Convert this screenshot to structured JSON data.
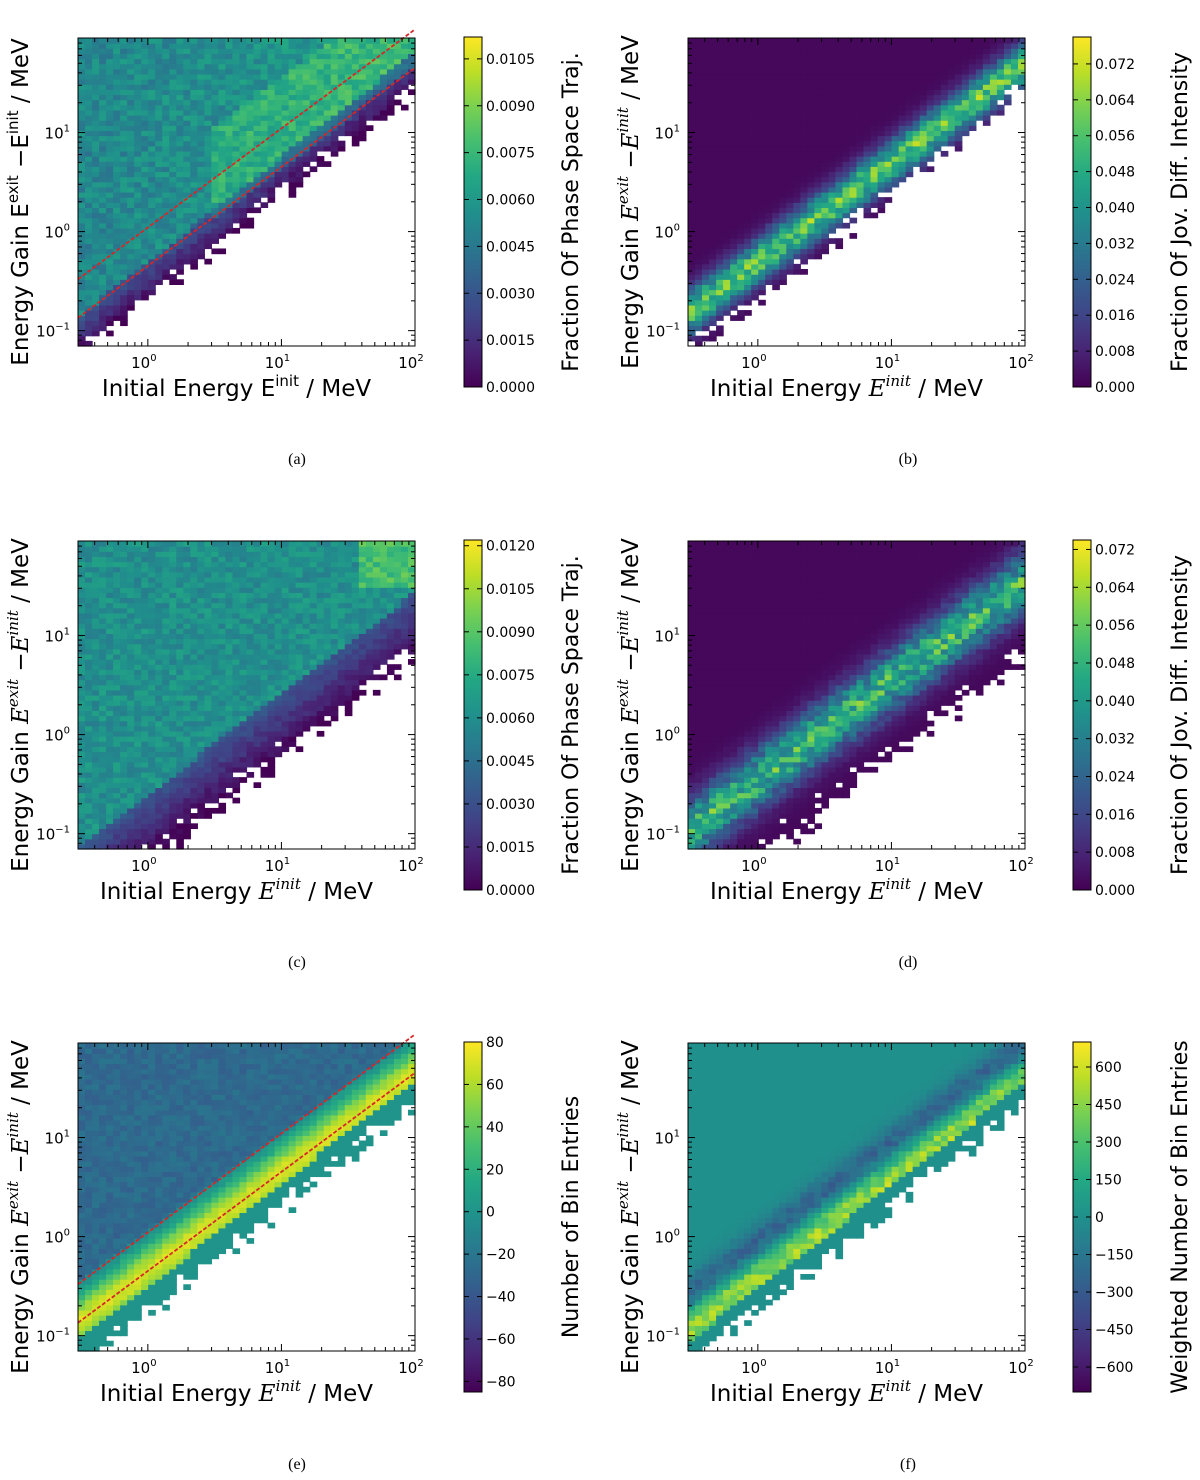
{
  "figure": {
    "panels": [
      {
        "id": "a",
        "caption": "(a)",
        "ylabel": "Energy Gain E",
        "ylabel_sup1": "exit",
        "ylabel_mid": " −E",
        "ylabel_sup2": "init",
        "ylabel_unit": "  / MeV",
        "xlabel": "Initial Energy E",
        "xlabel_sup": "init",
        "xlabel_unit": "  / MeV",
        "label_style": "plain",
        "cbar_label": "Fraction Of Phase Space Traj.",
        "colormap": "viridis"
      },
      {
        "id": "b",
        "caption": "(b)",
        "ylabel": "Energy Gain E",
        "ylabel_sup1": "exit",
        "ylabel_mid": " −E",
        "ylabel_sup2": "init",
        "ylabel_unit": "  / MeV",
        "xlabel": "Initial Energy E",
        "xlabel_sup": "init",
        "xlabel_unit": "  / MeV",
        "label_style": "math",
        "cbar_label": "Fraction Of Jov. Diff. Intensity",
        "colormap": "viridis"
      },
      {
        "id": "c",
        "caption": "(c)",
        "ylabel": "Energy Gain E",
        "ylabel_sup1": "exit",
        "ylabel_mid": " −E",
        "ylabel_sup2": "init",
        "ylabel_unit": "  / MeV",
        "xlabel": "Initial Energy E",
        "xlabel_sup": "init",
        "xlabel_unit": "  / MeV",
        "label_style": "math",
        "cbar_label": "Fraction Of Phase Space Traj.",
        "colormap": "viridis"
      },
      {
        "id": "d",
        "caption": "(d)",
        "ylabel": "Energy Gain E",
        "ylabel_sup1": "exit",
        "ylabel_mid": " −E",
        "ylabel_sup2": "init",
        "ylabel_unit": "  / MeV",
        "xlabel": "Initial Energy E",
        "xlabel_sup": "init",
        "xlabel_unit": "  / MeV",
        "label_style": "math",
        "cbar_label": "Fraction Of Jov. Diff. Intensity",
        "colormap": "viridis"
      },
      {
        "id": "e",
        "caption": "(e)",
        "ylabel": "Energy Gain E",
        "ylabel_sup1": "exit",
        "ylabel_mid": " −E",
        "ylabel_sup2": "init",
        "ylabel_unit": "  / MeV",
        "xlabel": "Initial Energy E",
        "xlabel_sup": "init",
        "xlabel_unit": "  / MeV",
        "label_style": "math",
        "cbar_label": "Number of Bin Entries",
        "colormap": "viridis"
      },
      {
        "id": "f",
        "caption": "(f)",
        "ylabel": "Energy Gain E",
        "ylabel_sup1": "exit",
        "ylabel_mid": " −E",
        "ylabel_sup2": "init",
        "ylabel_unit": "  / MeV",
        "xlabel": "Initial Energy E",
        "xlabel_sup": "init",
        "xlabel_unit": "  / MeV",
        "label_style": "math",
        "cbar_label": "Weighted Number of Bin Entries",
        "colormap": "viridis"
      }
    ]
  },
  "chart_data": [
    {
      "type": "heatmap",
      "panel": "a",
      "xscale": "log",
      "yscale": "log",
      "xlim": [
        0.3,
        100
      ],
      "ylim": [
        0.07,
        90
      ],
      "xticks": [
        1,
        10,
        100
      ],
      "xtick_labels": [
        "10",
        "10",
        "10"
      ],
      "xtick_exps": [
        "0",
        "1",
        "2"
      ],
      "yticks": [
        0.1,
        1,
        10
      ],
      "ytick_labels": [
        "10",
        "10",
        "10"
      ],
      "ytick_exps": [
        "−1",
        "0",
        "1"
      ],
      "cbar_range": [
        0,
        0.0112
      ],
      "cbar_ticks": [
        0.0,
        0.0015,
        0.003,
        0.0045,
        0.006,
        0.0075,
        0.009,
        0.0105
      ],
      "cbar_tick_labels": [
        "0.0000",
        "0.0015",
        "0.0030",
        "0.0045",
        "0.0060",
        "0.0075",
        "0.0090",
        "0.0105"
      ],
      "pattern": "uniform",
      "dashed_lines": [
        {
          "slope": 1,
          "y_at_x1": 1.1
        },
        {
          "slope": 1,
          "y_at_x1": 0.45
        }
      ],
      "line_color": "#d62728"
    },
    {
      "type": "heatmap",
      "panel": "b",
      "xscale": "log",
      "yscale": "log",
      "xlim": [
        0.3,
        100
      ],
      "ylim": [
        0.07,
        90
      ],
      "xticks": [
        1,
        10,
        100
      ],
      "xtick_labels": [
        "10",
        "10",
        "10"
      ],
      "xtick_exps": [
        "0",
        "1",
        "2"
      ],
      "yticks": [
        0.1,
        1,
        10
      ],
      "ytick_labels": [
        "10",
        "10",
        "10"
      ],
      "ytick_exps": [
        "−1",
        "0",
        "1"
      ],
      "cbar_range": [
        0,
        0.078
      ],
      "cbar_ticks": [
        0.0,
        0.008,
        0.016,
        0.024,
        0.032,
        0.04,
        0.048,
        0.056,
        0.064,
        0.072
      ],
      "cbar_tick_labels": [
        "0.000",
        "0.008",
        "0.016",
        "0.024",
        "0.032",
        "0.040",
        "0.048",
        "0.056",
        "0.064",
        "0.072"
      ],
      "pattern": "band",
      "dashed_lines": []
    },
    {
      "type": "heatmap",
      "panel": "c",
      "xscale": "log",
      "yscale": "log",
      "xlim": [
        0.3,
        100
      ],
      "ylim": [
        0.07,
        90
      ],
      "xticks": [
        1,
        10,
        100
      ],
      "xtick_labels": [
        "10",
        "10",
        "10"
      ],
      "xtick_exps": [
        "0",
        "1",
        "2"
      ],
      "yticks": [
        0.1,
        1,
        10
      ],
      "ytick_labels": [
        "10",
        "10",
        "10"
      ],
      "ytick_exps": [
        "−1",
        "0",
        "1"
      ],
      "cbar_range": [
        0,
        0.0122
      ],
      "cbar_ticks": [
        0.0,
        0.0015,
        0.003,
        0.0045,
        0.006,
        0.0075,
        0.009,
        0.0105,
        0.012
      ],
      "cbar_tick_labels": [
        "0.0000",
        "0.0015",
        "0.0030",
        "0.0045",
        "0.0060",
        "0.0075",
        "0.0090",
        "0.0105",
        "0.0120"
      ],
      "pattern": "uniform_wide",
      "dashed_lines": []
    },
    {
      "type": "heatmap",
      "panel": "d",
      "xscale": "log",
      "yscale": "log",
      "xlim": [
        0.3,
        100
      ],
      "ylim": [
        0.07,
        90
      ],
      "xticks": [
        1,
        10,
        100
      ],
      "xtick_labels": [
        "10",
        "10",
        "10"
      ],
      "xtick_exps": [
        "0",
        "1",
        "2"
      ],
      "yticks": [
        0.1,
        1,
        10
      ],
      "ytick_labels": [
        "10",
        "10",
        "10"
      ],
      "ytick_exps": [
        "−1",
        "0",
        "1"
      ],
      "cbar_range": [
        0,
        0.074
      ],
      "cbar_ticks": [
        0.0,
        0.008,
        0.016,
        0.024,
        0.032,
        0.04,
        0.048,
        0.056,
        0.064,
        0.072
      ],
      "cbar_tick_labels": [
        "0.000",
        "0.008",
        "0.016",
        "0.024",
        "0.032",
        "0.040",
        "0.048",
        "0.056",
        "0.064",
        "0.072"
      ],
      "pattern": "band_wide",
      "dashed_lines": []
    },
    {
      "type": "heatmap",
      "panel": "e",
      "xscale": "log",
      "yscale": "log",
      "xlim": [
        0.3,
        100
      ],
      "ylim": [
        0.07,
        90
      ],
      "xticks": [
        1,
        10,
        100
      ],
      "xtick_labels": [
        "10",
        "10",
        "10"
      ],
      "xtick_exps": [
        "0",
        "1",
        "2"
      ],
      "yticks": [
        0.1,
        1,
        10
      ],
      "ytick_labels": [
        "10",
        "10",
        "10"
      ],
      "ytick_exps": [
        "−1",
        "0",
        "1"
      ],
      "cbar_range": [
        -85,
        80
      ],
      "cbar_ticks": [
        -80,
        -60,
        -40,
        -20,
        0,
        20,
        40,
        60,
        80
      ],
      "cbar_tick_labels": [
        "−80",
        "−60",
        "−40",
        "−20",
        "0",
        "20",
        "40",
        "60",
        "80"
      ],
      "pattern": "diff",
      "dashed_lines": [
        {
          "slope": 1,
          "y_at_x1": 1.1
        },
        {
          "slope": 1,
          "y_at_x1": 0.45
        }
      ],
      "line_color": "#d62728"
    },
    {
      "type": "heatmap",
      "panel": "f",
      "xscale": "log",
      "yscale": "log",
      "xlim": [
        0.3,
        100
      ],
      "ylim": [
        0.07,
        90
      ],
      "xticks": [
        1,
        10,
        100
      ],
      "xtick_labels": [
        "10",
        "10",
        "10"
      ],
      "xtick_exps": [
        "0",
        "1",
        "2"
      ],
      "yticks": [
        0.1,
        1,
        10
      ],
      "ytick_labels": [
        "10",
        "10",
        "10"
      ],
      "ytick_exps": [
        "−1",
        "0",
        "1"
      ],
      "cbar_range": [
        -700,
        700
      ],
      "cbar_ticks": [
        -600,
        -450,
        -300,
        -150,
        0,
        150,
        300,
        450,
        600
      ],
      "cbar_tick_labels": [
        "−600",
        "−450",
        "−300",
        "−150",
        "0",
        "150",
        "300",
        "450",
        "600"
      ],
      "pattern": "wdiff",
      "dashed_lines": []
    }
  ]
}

+---+

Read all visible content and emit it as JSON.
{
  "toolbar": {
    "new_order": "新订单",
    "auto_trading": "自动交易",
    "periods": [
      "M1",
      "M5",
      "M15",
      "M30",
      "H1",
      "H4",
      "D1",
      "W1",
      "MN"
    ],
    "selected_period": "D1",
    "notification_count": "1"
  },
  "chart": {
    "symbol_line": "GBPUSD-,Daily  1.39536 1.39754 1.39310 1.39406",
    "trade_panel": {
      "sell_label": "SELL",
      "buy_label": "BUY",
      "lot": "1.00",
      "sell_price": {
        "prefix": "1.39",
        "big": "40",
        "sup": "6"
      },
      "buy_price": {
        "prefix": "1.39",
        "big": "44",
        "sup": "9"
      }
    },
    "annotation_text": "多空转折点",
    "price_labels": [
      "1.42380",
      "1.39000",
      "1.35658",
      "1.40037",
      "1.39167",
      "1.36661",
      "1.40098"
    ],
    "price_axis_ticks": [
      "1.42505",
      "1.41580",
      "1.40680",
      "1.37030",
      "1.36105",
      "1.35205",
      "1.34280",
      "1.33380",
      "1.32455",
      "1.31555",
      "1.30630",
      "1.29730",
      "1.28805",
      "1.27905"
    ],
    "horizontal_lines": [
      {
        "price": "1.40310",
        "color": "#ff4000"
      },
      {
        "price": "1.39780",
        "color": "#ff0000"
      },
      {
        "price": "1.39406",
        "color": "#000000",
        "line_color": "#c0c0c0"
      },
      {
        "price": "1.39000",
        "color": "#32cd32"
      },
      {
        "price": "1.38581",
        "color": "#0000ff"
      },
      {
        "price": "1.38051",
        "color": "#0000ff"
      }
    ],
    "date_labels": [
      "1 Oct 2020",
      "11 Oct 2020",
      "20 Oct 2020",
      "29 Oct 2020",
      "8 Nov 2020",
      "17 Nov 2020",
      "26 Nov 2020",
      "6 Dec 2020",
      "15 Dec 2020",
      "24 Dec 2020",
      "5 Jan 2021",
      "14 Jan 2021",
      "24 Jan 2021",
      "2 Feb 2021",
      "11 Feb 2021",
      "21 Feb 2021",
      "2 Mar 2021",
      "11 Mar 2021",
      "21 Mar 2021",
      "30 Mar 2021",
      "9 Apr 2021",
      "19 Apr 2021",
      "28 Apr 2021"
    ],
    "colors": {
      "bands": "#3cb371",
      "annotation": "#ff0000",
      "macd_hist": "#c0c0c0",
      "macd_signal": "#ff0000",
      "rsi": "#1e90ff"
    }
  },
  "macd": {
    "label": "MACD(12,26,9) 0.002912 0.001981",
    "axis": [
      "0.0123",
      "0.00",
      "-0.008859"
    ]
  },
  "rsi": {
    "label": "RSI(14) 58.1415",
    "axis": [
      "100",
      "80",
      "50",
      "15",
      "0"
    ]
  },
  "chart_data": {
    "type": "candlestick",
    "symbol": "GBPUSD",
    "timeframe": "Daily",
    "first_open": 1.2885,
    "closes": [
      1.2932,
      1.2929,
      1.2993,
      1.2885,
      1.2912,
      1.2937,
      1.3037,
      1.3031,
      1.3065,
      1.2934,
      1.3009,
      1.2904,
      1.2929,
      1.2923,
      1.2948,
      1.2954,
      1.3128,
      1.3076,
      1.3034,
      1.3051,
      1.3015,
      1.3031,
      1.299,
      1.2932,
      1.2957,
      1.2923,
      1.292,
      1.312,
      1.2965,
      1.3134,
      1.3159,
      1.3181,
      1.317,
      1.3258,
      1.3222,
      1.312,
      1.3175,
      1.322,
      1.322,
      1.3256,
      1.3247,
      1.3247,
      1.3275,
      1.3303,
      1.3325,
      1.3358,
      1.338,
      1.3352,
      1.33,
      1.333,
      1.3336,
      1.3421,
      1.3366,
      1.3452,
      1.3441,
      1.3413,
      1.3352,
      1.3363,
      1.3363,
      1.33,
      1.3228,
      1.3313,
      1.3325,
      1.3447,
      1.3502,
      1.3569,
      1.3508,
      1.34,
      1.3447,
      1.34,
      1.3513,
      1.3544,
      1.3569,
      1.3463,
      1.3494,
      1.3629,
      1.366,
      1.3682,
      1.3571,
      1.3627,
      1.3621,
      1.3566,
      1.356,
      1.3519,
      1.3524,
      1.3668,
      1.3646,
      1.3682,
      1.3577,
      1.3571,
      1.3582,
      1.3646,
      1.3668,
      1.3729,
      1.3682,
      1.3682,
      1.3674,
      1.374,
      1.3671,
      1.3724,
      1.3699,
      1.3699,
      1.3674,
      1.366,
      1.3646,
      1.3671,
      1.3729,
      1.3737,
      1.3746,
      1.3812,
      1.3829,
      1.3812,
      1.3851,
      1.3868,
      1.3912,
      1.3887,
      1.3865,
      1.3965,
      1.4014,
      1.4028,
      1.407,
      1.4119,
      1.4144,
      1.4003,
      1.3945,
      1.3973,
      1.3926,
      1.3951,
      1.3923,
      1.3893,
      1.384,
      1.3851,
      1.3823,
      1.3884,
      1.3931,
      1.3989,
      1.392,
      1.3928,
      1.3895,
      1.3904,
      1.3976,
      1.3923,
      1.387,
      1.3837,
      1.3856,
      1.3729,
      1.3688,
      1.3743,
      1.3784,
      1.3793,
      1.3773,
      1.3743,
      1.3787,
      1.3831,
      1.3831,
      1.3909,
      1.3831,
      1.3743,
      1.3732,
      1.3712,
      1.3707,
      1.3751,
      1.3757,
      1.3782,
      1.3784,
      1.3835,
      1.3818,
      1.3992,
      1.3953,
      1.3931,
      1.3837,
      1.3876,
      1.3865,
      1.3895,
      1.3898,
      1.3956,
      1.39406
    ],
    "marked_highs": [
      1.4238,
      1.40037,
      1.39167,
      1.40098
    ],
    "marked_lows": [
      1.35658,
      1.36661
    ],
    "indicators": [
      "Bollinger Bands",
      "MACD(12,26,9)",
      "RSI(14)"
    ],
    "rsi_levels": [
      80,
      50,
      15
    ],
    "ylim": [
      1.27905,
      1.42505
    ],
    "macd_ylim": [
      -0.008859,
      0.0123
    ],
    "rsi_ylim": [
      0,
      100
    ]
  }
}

+---+

▸ What is required:
Count how many lines above carry the word "Daily". Only the number is required.

▸ Full response:
2